====== Data records ======

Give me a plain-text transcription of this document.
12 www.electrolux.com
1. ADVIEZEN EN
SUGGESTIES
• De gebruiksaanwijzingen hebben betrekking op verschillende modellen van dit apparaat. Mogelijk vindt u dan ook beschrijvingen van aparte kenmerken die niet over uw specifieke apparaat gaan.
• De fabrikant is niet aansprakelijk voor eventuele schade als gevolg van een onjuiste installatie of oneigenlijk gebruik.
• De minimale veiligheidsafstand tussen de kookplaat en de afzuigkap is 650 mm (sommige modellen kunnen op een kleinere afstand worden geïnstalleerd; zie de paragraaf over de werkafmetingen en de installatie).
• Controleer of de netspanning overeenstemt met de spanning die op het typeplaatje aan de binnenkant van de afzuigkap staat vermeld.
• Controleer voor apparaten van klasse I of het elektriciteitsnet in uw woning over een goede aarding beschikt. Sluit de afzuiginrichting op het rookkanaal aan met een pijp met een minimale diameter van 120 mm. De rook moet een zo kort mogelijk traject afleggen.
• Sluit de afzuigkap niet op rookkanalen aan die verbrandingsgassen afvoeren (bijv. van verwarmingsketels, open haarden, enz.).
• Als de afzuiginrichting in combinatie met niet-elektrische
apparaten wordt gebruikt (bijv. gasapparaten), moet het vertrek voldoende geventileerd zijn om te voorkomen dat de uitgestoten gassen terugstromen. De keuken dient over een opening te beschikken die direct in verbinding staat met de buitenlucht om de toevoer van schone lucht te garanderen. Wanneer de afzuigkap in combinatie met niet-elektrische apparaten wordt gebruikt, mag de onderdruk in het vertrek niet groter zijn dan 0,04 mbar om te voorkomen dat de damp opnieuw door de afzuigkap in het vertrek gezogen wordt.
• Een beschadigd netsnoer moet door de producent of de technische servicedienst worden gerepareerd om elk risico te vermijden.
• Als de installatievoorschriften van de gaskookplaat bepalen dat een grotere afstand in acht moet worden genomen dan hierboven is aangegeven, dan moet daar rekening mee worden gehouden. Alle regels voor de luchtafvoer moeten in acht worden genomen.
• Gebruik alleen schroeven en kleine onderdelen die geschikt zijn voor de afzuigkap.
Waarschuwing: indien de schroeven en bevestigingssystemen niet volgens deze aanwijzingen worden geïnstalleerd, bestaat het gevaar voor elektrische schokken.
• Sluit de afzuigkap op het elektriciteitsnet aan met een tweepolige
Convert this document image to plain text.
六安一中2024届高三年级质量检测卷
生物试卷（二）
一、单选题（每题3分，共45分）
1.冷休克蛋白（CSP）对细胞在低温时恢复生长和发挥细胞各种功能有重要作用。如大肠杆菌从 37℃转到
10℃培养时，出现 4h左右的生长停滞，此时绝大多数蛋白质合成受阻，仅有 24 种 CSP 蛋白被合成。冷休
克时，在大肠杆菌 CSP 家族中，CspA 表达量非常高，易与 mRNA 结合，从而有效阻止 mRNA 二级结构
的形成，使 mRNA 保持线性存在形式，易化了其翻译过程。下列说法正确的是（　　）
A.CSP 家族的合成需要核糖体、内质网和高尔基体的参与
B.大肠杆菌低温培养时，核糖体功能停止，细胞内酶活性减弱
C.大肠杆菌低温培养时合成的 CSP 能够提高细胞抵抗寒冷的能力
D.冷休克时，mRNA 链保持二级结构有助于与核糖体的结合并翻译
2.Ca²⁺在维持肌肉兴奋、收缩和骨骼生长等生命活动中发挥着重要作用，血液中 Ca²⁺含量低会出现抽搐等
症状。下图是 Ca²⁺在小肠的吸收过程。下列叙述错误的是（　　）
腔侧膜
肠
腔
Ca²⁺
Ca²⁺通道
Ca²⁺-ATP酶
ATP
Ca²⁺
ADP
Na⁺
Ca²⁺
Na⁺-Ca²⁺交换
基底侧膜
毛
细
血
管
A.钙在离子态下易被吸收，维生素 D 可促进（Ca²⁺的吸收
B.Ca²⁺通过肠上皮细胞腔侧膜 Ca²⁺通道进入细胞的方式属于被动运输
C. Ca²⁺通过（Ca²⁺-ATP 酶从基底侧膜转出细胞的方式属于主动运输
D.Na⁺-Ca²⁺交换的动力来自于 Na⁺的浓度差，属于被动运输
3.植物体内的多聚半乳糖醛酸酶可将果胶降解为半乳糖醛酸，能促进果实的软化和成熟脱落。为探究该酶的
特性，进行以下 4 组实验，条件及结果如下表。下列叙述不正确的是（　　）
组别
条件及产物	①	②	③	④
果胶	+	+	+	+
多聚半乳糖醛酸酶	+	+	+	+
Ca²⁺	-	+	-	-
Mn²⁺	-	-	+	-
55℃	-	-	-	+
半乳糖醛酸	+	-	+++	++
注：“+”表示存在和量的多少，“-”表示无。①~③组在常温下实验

======

Work item:
Write out a word-for-word copy of every entry above.

Response to the exercise:
Give me a plain-text transcription of this document.
12 www.electrolux.com
1. ADVIEZEN EN
SUGGESTIES
• De gebruiksaanwijzingen hebben betrekking op verschillende modellen van dit apparaat. Mogelijk vindt u dan ook beschrijvingen van aparte kenmerken die niet over uw specifieke apparaat gaan.
• De fabrikant is niet aansprakelijk voor eventuele schade als gevolg van een onjuiste installatie of oneigenlijk gebruik.
• De minimale veiligheidsafstand tussen de kookplaat en de afzuigkap is 650 mm (sommige modellen kunnen op een kleinere afstand worden geïnstalleerd; zie de paragraaf over de werkafmetingen en de installatie).
• Controleer of de netspanning overeenstemt met de spanning die op het typeplaatje aan de binnenkant van de afzuigkap staat vermeld.
• Controleer voor apparaten van klasse I of het elektriciteitsnet in uw woning over een goede aarding beschikt. Sluit de afzuiginrichting op het rookkanaal aan met een pijp met een minimale diameter van 120 mm. De rook moet een zo kort mogelijk traject afleggen.
• Sluit de afzuigkap niet op rookkanalen aan die verbrandingsgassen afvoeren (bijv. van verwarmingsketels, open haarden, enz.).
• Als de afzuiginrichting in combinatie met niet-elektrische
apparaten wordt gebruikt (bijv. gasapparaten), moet het vertrek voldoende geventileerd zijn om te voorkomen dat de uitgestoten gassen terugstromen. De keuken dient over een opening te beschikken die direct in verbinding staat met de buitenlucht om de toevoer van schone lucht te garanderen. Wanneer de afzuigkap in combinatie met niet-elektrische apparaten wordt gebruikt, mag de onderdruk in het vertrek niet groter zijn dan 0,04 mbar om te voorkomen dat de damp opnieuw door de afzuigkap in het vertrek gezogen wordt.
• Een beschadigd netsnoer moet door de producent of de technische servicedienst worden gerepareerd om elk risico te vermijden.
• Als de installatievoorschriften van de gaskookplaat bepalen dat een grotere afstand in acht moet worden genomen dan hierboven is aangegeven, dan moet daar rekening mee worden gehouden. Alle regels voor de luchtafvoer moeten in acht worden genomen.
• Gebruik alleen schroeven en kleine onderdelen die geschikt zijn voor de afzuigkap.
Waarschuwing: indien de schroeven en bevestigingssystemen niet volgens deze aanwijzingen worden geïnstalleerd, bestaat het gevaar voor elektrische schokken.
• Sluit de afzuigkap op het elektriciteitsnet aan met een tweepolige
Convert this document image to plain text.
六安一中2024届高三年级质量检测卷
生物试卷（二）
一、单选题（每题3分，共45分）
1.冷休克蛋白（CSP）对细胞在低温时恢复生长和发挥细胞各种功能有重要作用。如大肠杆菌从 37℃转到
10℃培养时，出现 4h左右的生长停滞，此时绝大多数蛋白质合成受阻，仅有 24 种 CSP 蛋白被合成。冷休
克时，在大肠杆菌 CSP 家族中，CspA 表达量非常高，易与 mRNA 结合，从而有效阻止 mRNA 二级结构
的形成，使 mRNA 保持线性存在形式，易化了其翻译过程。下列说法正确的是（　　）
A.CSP 家族的合成需要核糖体、内质网和高尔基体的参与
B.大肠杆菌低温培养时，核糖体功能停止，细胞内酶活性减弱
C.大肠杆菌低温培养时合成的 CSP 能够提高细胞抵抗寒冷的能力
D.冷休克时，mRNA 链保持二级结构有助于与核糖体的结合并翻译
2.Ca²⁺在维持肌肉兴奋、收缩和骨骼生长等生命活动中发挥着重要作用，血液中 Ca²⁺含量低会出现抽搐等
症状。下图是 Ca²⁺在小肠的吸收过程。下列叙述错误的是（　　）
腔侧膜
肠
腔
Ca²⁺
Ca²⁺通道
Ca²⁺-ATP酶
ATP
Ca²⁺
ADP
Na⁺
Ca²⁺
Na⁺-Ca²⁺交换
基底侧膜
毛
细
血
管
A.钙在离子态下易被吸收，维生素 D 可促进（Ca²⁺的吸收
B.Ca²⁺通过肠上皮细胞腔侧膜 Ca²⁺通道进入细胞的方式属于被动运输
C. Ca²⁺通过（Ca²⁺-ATP 酶从基底侧膜转出细胞的方式属于主动运输
D.Na⁺-Ca²⁺交换的动力来自于 Na⁺的浓度差，属于被动运输
3.植物体内的多聚半乳糖醛酸酶可将果胶降解为半乳糖醛酸，能促进果实的软化和成熟脱落。为探究该酶的
特性，进行以下 4 组实验，条件及结果如下表。下列叙述不正确的是（　　）
组别
条件及产物	①	②	③	④
果胶	+	+	+	+
多聚半乳糖醛酸酶	+	+	+	+
Ca²⁺	-	+	-	-
Mn²⁺	-	-	+	-
55℃	-	-	-	+
半乳糖醛酸	+	-	+++	++
注：“+”表示存在和量的多少，“-”表示无。①~③组在常温下实验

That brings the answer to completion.